* **Work to be completed**: All lines holding the string "direction" are to be shown.

* **Records for the exercise**:

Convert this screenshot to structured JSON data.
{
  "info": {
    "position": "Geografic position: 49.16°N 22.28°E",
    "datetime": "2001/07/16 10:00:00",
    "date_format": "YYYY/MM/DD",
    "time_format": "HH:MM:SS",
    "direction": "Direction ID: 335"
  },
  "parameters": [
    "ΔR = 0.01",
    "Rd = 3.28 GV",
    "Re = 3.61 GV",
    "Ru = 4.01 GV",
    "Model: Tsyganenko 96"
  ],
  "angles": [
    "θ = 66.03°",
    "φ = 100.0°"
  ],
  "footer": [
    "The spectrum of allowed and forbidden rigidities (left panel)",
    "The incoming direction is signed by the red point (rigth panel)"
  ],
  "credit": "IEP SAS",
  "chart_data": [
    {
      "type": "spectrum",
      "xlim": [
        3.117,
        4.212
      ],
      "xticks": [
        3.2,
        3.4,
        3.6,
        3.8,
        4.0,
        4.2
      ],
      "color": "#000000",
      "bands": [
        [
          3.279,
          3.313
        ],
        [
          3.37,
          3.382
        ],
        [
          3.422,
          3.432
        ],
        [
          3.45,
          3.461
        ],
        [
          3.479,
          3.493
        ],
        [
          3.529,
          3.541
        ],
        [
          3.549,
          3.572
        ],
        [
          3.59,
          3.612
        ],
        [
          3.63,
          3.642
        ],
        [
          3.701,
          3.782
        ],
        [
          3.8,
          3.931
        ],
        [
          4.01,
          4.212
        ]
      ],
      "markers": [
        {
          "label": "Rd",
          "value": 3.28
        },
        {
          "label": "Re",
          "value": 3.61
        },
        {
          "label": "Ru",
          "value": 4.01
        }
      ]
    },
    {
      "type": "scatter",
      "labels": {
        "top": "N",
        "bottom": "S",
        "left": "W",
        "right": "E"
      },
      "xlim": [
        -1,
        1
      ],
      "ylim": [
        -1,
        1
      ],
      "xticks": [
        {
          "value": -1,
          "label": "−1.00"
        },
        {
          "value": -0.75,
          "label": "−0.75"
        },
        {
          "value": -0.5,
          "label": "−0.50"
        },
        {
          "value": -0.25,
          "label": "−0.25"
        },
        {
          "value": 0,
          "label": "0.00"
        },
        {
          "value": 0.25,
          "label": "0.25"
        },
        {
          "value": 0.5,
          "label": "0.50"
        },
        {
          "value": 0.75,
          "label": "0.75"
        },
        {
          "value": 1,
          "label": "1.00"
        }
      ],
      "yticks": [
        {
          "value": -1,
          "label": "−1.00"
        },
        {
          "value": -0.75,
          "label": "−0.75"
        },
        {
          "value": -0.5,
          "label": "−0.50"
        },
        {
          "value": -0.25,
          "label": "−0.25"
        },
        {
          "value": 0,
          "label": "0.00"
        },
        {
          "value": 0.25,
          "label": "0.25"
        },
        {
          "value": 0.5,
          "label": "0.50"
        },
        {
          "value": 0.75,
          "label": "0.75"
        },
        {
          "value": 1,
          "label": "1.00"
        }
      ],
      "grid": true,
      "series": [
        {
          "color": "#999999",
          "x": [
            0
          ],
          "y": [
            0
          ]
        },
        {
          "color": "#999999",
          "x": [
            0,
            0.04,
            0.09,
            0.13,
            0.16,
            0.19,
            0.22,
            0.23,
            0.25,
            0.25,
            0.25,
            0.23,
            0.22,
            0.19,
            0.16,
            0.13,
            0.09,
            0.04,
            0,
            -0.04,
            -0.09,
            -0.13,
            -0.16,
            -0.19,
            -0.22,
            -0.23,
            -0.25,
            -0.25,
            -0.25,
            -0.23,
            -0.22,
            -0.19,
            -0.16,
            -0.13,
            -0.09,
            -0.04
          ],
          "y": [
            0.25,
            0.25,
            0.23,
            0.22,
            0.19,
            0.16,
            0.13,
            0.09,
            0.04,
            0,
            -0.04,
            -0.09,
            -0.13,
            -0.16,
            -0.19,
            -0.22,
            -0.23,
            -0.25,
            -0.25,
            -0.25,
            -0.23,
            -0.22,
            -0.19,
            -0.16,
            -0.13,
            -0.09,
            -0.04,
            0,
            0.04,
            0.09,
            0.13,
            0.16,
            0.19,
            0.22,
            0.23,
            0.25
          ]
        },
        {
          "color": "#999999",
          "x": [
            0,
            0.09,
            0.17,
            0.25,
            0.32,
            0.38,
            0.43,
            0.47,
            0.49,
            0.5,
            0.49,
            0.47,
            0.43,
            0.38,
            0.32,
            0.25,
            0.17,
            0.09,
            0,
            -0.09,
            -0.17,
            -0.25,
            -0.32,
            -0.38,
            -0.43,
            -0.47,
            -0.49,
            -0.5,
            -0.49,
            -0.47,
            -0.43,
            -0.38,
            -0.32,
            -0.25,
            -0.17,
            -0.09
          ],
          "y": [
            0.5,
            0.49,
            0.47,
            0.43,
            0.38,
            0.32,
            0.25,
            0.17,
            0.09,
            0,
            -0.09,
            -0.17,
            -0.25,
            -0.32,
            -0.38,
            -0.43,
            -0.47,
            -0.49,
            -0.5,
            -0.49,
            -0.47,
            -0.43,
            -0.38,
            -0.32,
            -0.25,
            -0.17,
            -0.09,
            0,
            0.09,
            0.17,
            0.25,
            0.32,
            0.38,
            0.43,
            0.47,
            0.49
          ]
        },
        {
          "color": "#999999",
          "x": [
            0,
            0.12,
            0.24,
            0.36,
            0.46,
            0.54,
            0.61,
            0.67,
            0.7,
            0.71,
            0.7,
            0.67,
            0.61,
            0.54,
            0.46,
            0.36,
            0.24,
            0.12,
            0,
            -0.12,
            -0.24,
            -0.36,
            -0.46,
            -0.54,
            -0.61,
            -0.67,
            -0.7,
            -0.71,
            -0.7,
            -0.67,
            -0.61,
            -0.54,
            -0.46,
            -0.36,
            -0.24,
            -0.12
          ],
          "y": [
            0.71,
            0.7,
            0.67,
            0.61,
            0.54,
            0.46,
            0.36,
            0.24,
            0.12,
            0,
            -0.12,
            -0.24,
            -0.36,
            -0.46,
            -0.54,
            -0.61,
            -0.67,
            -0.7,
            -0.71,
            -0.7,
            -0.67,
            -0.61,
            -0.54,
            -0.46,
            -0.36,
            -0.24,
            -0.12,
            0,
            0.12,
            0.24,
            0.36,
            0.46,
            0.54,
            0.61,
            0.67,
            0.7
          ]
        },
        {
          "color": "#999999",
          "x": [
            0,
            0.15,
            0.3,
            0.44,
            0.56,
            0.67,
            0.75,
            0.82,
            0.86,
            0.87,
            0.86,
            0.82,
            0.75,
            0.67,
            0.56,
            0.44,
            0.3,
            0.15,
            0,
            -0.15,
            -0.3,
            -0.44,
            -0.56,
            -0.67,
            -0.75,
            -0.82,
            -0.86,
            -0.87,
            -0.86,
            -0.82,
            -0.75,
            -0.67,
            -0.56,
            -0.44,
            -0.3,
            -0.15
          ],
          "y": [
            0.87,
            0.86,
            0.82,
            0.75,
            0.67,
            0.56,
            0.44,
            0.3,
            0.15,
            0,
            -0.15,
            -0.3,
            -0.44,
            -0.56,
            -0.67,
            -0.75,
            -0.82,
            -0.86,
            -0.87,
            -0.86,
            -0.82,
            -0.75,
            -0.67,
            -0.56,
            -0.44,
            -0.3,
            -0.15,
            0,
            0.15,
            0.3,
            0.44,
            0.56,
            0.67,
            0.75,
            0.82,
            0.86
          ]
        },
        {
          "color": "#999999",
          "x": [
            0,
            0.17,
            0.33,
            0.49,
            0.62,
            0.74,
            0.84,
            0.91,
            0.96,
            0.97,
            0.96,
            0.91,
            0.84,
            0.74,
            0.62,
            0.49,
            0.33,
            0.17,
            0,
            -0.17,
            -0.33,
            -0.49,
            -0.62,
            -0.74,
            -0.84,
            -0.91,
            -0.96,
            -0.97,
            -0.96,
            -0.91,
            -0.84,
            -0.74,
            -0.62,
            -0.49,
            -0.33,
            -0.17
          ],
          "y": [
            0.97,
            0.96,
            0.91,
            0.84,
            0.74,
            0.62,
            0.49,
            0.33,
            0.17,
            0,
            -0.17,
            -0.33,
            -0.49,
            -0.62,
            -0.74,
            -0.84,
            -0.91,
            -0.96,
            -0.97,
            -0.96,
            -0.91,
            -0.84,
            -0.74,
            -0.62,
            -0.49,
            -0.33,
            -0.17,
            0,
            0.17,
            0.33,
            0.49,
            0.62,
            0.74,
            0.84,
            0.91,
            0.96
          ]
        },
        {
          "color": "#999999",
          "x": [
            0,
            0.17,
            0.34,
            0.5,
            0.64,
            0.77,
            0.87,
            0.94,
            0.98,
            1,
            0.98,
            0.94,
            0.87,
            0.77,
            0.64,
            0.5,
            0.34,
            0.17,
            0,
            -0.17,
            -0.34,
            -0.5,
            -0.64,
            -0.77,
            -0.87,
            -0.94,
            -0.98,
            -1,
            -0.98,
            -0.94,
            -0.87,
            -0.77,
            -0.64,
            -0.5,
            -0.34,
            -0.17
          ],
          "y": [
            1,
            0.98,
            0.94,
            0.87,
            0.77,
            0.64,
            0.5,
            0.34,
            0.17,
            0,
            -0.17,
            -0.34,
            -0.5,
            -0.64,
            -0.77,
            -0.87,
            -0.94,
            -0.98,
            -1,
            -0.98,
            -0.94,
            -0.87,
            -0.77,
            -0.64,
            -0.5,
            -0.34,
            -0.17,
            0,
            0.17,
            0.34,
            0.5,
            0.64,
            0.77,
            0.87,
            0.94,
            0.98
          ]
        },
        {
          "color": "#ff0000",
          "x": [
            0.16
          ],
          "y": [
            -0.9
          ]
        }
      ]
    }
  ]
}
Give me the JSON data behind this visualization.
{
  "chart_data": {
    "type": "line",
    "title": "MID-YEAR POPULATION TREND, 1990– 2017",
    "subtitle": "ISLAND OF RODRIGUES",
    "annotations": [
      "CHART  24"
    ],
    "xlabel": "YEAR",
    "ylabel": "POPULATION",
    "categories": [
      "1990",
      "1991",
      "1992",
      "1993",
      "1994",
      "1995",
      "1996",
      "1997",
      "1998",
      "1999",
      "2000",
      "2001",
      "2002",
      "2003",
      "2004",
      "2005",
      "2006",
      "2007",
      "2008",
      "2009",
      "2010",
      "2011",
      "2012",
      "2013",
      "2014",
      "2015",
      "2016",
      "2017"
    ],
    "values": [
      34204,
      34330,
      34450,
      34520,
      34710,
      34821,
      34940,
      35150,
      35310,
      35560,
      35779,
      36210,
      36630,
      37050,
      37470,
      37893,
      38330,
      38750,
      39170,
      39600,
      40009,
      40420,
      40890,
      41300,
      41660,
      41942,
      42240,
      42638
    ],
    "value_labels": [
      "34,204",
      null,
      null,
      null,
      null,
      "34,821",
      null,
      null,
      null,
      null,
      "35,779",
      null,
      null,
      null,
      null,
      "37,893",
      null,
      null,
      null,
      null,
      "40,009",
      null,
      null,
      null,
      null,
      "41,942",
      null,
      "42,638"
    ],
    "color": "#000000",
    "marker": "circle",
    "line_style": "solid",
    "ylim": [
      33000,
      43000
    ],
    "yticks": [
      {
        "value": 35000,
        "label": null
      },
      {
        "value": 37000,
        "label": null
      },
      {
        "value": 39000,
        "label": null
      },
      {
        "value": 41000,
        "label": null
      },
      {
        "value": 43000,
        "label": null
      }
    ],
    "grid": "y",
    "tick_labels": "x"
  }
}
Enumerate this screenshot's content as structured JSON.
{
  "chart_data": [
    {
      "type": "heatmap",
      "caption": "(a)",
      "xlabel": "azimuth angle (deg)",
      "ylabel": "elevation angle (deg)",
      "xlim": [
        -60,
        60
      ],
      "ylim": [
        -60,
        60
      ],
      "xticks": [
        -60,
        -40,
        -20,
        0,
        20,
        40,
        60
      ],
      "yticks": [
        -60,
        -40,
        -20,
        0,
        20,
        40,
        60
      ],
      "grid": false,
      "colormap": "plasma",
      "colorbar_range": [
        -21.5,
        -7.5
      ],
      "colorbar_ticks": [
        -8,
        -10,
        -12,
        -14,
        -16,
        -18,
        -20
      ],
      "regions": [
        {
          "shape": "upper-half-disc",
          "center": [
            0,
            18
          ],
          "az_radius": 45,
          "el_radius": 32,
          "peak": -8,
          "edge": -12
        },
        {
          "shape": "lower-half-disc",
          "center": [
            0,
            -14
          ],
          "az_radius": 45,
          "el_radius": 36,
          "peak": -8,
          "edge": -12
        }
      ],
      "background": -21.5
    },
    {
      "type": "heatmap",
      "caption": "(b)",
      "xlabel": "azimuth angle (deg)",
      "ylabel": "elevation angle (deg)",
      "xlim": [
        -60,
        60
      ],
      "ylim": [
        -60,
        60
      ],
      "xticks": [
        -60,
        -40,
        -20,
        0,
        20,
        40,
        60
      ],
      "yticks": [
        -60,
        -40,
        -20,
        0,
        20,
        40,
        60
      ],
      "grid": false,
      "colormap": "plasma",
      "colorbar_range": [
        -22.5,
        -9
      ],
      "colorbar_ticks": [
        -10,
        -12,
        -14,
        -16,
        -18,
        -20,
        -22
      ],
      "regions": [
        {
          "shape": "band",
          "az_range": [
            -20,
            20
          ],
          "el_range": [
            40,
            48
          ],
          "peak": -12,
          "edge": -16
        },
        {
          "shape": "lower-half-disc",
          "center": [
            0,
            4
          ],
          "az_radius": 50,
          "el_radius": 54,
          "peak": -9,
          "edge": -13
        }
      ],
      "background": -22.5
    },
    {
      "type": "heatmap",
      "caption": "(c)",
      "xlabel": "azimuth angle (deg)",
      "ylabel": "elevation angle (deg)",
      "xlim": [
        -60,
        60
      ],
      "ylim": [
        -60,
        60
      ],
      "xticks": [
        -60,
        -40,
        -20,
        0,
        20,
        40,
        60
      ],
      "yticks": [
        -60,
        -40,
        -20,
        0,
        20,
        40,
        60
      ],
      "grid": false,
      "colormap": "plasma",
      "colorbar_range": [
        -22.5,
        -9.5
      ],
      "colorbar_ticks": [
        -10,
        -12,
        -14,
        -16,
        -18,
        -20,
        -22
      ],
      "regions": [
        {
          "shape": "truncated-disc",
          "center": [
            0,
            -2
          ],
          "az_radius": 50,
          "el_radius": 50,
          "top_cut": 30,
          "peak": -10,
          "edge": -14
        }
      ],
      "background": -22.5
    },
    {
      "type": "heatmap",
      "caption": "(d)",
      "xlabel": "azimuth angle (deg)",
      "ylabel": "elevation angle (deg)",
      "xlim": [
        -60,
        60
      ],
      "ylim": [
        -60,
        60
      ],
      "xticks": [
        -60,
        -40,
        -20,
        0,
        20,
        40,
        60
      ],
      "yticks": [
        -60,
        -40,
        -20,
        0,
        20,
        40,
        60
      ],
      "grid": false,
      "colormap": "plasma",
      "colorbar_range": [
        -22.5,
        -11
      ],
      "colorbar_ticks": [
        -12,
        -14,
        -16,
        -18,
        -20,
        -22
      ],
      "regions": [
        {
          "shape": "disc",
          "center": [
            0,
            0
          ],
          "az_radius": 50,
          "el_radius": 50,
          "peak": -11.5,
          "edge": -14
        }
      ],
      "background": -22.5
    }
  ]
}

* **Answer to the problem**:
    "direction": "Direction ID: 335"
    "The incoming direction is signed by the red point (rigth panel)"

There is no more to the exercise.